Es probable que la frigidez haya estado más difundida durante los milenios de oscurantismo patriarcal. Pero el goce femenino no ha dejado por ello de hacerse oír como ese poder absoluto de alguien que no tiene derecho, intratable, incolonizable, paria, tal vez, pero señora, sin embargo, de aquello que no se comparte y que sólo se obtiene dándolo. En tiempos de esclavitud, bajo el reinado del fetichismo, de la bandera o del dinero, esta potencia negativa (como se dice “teología negativa”) manda sin mandar. Hasta cuando son tratadas como mercancías intercambiables a discreción, aquellas por cuya gracia se actualiza esta potencia, golpeadas, veladas, a veces fetichizadas, utilizadas como un peón del simbolismo patriarcal, sin duda, no dejan de ocupar el centro del juego.

“Brecha hacia el goce”

La desfloración, acontecimiento que ha hecho correr mucha tinta, parece tener poca incidencia traumática. En la terapia, las mujeres casi nunca mencionan ese momento que, sin duda, tuvo su importancia, pero siempre menor que la del primer amor. Probablemente la pérdida de la virginidad no adquiera la dimensión de un acontecimiento, porque en realidad la virginidad nunca se pierde verdaderamente, porque la feminidad sigue siendo, a pesar de todo, impenetrable. Su continente negro se reforma a medida que es conquistado. Además, la penetración física, aun cuando provoca un placer, pasa a segundo plano detrás del descubrimiento de otro mundo, que importa más que las primeras sensaciones (que distan mucho de haber sido siempre convincentes). Cuando uno se informa de que “eso marchó muy bien” desde el principio, ignorará qué fue lo que tanto gustó. ¿El descubrimiento de otro cuerpo que goza gracias a usted? ¿El don de sí misma o el tomar al otro, o las dos cosas al mismo tiempo? ¿El orgullo de haber atravesado una prueba iniciática? ¿El placer de contar a las amigas que la cosa finalmente se ha consumado?

Si el primer placer aparece juntamente con cierta angustia –y hasta dolor, el dolor de la primera penetración, psíquicamente vio-lento, aun cuando sea suave–, esa angustia estará con razón aureolada de sangre. ¿Cómo podría no sorprenderla esta efracción, aun a aquella joven que la deseaba? Y esa exclamación que lanza se remonta cada vez más hasta el sonido bífido del primer grito: el desasosiego psíquico primario de la alienación unido al placer de la llamada que hace elevar la multitud de pulsiones para armar el cuerpo en su doble faz. El placer de las pulsiones contradice la angustia consentida por amor, así como el impacto de ser penetrada se olvida en la felicidad del abrazo. Si esta penetración arranca un grito de sorpresa o hasta de sufrimiento y si ese grito simula también el placer, la muchacha que lo vive creerá que lo que siente se ajusta a la normalidad de la sexualidad, cuyas descripciones conoce o a la cual ha asistido. Sin embargo, esa simulación se desencadena como un reflejo y, aun cuando no la acompañe ningún placer, su emoción abre una brecha hacia el goce. El primer grito de placer se funda en el de un dolor: resuena como el eco de otros gritos oídos en el pasado.
# # #
## Enunciado
Transcribe sin ningún cambio el pasaje del fragmento sobre el goce femenino que va desde "Es probable que" hasta "centro del juego.".

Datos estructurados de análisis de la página
# # #
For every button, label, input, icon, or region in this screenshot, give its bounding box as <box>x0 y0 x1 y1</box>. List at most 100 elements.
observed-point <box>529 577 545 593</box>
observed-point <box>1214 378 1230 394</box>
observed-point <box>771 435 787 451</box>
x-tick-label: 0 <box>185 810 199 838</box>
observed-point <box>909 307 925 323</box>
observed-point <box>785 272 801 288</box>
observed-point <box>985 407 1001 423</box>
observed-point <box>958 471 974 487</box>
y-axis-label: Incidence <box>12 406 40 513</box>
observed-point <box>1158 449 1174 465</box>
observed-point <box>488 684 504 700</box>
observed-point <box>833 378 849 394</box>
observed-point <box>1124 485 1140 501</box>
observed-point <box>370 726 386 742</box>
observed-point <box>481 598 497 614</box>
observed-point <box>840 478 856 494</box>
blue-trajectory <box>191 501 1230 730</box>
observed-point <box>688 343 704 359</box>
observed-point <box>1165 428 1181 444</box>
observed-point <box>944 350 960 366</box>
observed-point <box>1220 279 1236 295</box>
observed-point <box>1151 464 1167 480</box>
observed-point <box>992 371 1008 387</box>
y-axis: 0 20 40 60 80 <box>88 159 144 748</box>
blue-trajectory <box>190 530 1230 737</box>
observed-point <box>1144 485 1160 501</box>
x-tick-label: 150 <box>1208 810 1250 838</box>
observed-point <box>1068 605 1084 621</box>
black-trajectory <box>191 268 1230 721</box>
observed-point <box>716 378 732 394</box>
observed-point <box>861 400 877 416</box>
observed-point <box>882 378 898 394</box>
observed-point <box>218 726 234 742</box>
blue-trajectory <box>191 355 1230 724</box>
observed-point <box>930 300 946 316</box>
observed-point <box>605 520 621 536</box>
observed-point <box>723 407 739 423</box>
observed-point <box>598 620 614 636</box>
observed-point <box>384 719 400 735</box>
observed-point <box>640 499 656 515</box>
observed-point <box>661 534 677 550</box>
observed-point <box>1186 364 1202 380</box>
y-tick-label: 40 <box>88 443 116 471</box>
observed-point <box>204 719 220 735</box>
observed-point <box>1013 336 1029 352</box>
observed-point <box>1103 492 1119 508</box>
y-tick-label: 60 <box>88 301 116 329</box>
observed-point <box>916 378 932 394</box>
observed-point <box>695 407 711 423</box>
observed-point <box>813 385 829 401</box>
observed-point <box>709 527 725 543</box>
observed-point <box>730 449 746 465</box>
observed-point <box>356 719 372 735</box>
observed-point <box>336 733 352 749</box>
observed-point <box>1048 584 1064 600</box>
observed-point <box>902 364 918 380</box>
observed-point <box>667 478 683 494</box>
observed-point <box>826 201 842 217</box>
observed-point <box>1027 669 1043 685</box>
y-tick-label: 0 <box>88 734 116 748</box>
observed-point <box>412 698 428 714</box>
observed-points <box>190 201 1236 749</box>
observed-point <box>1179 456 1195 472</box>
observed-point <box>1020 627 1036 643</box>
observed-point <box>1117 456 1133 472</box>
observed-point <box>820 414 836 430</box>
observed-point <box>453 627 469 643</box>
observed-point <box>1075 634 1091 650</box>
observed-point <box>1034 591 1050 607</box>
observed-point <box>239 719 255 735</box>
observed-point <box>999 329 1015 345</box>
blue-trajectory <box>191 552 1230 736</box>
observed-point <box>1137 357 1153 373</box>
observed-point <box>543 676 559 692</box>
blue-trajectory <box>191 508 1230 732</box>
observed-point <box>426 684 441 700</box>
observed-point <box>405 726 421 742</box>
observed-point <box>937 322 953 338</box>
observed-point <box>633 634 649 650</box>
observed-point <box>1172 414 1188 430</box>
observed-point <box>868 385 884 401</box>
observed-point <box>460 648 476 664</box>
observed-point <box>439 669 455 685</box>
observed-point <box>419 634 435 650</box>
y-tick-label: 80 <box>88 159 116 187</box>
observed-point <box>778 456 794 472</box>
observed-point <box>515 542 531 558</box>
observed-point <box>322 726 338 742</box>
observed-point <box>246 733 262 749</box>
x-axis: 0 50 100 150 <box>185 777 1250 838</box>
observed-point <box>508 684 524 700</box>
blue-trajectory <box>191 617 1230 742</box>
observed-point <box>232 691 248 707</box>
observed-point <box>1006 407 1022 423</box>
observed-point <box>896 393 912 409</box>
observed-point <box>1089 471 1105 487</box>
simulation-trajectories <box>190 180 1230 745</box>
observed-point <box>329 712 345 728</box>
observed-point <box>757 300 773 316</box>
# # #
## Ejercicio resuelto
Es probable que la frigidez haya estado más difundida durante los milenios de oscurantismo patriarcal. Pero el goce femenino no ha dejado por ello de hacerse oír como ese poder absoluto de alguien que no tiene derecho, intratable, incolonizable, paria, tal vez, pero señora, sin embargo, de aquello que no se comparte y que sólo se obtiene dándolo. En tiempos de esclavitud, bajo el reinado del fetichismo, de la bandera o del dinero, esta potencia negativa (como se dice “teología negativa”) manda sin mandar. Hasta cuando son tratadas como mercancías intercambiables a discreción, aquellas por cuya gracia se actualiza esta potencia, golpeadas, veladas, a veces fetichizadas, utilizadas como un peón del simbolismo patriarcal, sin duda, no dejan de ocupar el centro del juego.